Locate each line holding the string "this" and copy it.

Stored records
◇ ◇ ◇ ◇ ◇

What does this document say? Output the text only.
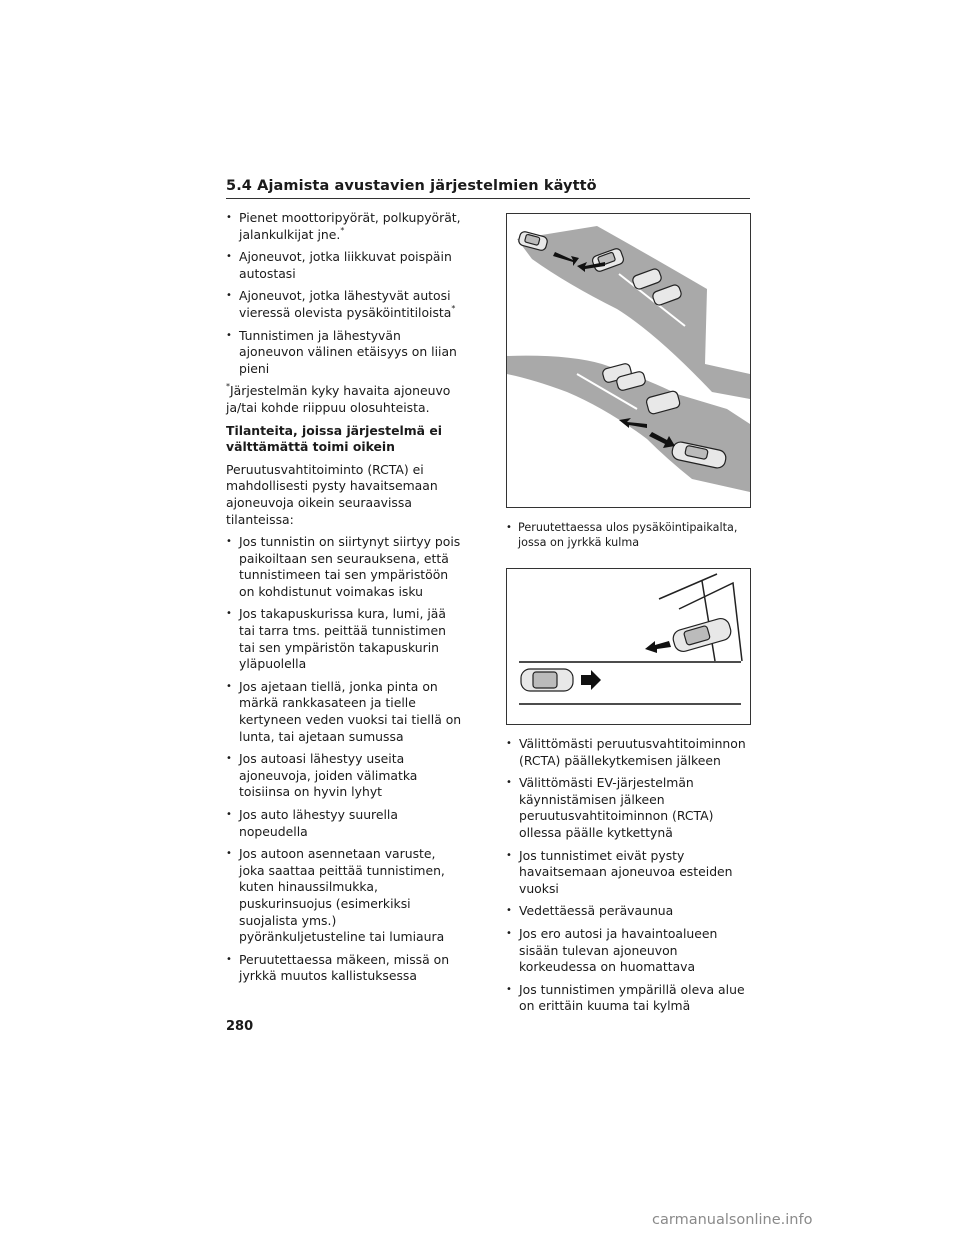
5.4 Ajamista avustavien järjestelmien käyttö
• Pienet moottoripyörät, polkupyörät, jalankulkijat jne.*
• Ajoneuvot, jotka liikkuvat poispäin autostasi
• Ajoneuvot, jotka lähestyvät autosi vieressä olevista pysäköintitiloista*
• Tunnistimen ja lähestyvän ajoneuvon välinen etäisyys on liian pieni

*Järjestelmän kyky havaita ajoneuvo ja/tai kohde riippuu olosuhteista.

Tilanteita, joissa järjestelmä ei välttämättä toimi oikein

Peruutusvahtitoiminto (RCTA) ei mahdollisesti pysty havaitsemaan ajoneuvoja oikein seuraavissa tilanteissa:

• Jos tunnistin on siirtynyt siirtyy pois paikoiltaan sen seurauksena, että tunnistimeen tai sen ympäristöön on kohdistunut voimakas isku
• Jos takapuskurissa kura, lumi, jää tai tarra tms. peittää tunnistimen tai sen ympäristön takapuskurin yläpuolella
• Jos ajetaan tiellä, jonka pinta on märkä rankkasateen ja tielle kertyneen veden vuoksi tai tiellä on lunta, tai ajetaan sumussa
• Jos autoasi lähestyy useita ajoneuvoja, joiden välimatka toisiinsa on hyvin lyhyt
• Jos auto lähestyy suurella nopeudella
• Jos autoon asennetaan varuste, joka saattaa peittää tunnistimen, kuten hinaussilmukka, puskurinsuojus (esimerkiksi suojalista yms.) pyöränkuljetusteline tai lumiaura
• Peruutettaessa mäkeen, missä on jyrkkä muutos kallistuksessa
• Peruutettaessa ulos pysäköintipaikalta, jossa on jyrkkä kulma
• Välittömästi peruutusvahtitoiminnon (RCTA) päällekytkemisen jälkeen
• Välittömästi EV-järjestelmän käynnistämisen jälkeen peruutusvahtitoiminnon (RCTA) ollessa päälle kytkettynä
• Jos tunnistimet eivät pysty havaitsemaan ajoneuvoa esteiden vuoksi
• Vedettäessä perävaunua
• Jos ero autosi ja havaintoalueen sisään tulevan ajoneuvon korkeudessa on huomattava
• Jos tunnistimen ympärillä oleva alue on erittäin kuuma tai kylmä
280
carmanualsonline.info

◇ ◇ ◇ ◇ ◇

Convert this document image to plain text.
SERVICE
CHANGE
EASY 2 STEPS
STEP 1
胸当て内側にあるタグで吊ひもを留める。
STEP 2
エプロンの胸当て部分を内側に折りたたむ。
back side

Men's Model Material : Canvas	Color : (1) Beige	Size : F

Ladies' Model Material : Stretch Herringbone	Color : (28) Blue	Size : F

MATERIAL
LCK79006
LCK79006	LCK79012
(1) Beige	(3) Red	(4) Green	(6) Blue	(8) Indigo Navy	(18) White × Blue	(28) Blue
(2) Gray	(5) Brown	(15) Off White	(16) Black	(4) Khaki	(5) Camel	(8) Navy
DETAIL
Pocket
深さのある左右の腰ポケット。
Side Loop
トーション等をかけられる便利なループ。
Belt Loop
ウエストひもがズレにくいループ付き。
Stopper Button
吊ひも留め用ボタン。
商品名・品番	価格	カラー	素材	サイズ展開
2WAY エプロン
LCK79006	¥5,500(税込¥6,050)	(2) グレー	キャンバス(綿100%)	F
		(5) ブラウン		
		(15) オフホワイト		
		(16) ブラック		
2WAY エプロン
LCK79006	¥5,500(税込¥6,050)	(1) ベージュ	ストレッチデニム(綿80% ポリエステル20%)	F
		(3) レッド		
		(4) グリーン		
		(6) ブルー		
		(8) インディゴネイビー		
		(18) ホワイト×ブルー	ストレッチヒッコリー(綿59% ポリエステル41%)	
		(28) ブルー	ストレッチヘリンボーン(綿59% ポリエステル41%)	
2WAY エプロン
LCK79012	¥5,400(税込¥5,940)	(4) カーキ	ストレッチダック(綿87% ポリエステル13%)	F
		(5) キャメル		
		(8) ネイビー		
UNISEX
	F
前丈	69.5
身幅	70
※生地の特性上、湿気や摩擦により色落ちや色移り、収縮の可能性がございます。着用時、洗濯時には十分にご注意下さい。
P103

◇ ◇ ◇ ◇ ◇

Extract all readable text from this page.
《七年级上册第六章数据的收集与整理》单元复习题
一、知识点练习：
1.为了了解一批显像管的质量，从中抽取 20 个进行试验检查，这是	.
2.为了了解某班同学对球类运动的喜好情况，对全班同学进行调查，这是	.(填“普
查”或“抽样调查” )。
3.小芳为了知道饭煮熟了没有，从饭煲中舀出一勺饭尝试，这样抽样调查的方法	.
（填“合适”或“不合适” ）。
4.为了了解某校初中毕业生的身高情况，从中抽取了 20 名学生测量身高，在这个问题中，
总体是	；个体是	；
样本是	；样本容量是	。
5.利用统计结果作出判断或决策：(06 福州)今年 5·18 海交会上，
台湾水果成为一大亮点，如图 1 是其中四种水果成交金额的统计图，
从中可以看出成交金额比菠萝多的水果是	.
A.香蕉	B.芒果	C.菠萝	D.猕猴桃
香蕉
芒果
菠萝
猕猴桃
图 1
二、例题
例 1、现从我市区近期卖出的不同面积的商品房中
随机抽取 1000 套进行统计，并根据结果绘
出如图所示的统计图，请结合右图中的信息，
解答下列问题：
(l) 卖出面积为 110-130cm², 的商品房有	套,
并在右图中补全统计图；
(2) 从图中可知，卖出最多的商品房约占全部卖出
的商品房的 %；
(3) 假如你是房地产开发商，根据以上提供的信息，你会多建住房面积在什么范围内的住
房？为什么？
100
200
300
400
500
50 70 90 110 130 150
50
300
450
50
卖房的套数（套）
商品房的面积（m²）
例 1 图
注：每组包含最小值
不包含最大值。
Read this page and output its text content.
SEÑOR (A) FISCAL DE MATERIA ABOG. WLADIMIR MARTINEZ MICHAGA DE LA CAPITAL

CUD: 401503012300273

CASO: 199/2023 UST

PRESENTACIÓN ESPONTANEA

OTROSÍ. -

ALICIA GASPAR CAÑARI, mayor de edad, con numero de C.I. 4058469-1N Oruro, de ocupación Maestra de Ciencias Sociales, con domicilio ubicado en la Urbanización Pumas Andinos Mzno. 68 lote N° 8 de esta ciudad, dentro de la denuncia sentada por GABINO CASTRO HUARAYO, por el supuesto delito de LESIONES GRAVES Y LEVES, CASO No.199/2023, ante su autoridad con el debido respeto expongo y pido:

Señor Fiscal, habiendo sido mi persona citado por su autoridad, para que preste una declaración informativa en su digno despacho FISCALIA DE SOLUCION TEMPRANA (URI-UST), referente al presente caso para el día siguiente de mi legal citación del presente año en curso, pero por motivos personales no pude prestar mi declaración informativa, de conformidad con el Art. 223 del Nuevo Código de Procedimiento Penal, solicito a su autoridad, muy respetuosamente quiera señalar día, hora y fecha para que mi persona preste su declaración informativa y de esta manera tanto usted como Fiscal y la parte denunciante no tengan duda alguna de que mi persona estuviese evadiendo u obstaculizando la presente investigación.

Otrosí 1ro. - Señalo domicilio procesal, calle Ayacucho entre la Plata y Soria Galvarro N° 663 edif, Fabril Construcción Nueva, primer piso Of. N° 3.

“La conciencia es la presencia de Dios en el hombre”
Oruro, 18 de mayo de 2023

◇ ◇ ◇ ◇ ◇

ANSWER TO THE TASK:
What does this document say? Output the text only.
Convert this document image to plain text.
Extract all readable text from this page.
Read this page and output its text content.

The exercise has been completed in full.